--- Begin ---

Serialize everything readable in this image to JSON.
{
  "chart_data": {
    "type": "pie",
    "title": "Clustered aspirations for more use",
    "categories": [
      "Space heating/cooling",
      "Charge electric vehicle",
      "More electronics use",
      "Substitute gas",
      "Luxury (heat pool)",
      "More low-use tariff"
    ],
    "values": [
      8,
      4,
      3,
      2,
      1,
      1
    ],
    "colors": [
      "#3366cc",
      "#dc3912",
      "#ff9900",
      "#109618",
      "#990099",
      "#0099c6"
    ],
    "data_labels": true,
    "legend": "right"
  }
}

--- End ---

▶ **STATED TASK**
Please set down the whole listing above without altering a single line.

▶ **RESPONSE**
Serialize everything readable in this image to JSON.
{
  "chart_data": {
    "type": "pie",
    "title": "Clustered aspirations for more use",
    "categories": [
      "Space heating/cooling",
      "Charge electric vehicle",
      "More electronics use",
      "Substitute gas",
      "Luxury (heat pool)",
      "More low-use tariff"
    ],
    "values": [
      8,
      4,
      3,
      2,
      1,
      1
    ],
    "colors": [
      "#3366cc",
      "#dc3912",
      "#ff9900",
      "#109618",
      "#990099",
      "#0099c6"
    ],
    "data_labels": true,
    "legend": "right"
  }
}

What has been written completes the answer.